Write out the whole listing again, exactly as given.

-- start AVAILABLE DATA --

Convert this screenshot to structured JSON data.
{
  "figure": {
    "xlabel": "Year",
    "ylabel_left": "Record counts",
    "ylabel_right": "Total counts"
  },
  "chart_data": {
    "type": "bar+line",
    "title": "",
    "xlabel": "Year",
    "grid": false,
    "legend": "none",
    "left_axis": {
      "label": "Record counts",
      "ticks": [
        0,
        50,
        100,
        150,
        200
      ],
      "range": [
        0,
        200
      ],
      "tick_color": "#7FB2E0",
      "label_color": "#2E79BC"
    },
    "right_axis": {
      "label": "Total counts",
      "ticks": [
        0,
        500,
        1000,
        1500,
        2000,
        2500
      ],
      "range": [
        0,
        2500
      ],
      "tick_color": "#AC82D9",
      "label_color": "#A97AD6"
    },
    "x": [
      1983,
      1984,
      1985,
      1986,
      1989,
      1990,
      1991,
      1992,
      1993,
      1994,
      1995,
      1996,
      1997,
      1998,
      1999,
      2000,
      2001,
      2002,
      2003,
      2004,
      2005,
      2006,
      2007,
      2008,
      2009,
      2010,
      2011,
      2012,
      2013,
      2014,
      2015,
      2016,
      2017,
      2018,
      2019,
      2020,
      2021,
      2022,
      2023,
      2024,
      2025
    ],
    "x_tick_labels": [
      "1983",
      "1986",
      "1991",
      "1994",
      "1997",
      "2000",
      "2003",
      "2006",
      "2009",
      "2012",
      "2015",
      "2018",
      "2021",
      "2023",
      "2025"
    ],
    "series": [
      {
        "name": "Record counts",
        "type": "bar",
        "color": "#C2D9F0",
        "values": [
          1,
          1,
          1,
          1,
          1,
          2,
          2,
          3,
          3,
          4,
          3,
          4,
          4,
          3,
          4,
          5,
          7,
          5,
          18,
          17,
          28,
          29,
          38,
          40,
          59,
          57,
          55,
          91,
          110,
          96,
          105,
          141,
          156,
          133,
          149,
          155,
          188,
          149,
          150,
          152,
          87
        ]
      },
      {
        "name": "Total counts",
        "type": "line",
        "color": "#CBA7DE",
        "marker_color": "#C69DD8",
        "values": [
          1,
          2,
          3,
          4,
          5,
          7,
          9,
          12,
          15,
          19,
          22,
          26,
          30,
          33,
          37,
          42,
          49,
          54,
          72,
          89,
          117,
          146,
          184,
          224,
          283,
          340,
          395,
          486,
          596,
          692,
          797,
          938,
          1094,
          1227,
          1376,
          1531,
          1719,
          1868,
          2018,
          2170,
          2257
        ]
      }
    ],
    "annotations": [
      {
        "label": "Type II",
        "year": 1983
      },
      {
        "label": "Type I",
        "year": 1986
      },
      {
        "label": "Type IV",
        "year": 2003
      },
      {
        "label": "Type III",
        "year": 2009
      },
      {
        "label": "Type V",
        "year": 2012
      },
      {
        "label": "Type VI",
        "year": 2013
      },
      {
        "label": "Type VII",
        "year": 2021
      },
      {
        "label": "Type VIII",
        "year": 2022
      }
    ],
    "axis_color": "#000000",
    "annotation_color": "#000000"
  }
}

-- end AVAILABLE DATA --

■ WRITTEN RESPONSE
Convert this screenshot to structured JSON data.
{
  "figure": {
    "xlabel": "Year",
    "ylabel_left": "Record counts",
    "ylabel_right": "Total counts"
  },
  "chart_data": {
    "type": "bar+line",
    "title": "",
    "xlabel": "Year",
    "grid": false,
    "legend": "none",
    "left_axis": {
      "label": "Record counts",
      "ticks": [
        0,
        50,
        100,
        150,
        200
      ],
      "range": [
        0,
        200
      ],
      "tick_color": "#7FB2E0",
      "label_color": "#2E79BC"
    },
    "right_axis": {
      "label": "Total counts",
      "ticks": [
        0,
        500,
        1000,
        1500,
        2000,
        2500
      ],
      "range": [
        0,
        2500
      ],
      "tick_color": "#AC82D9",
      "label_color": "#A97AD6"
    },
    "x": [
      1983,
      1984,
      1985,
      1986,
      1989,
      1990,
      1991,
      1992,
      1993,
      1994,
      1995,
      1996,
      1997,
      1998,
      1999,
      2000,
      2001,
      2002,
      2003,
      2004,
      2005,
      2006,
      2007,
      2008,
      2009,
      2010,
      2011,
      2012,
      2013,
      2014,
      2015,
      2016,
      2017,
      2018,
      2019,
      2020,
      2021,
      2022,
      2023,
      2024,
      2025
    ],
    "x_tick_labels": [
      "1983",
      "1986",
      "1991",
      "1994",
      "1997",
      "2000",
      "2003",
      "2006",
      "2009",
      "2012",
      "2015",
      "2018",
      "2021",
      "2023",
      "2025"
    ],
    "series": [
      {
        "name": "Record counts",
        "type": "bar",
        "color": "#C2D9F0",
        "values": [
          1,
          1,
          1,
          1,
          1,
          2,
          2,
          3,
          3,
          4,
          3,
          4,
          4,
          3,
          4,
          5,
          7,
          5,
          18,
          17,
          28,
          29,
          38,
          40,
          59,
          57,
          55,
          91,
          110,
          96,
          105,
          141,
          156,
          133,
          149,
          155,
          188,
          149,
          150,
          152,
          87
        ]
      },
      {
        "name": "Total counts",
        "type": "line",
        "color": "#CBA7DE",
        "marker_color": "#C69DD8",
        "values": [
          1,
          2,
          3,
          4,
          5,
          7,
          9,
          12,
          15,
          19,
          22,
          26,
          30,
          33,
          37,
          42,
          49,
          54,
          72,
          89,
          117,
          146,
          184,
          224,
          283,
          340,
          395,
          486,
          596,
          692,
          797,
          938,
          1094,
          1227,
          1376,
          1531,
          1719,
          1868,
          2018,
          2170,
          2257
        ]
      }
    ],
    "annotations": [
      {
        "label": "Type II",
        "year": 1983
      },
      {
        "label": "Type I",
        "year": 1986
      },
      {
        "label": "Type IV",
        "year": 2003
      },
      {
        "label": "Type III",
        "year": 2009
      },
      {
        "label": "Type V",
        "year": 2012
      },
      {
        "label": "Type VI",
        "year": 2013
      },
      {
        "label": "Type VII",
        "year": 2021
      },
      {
        "label": "Type VIII",
        "year": 2022
      }
    ],
    "axis_color": "#000000",
    "annotation_color": "#000000"
  }
}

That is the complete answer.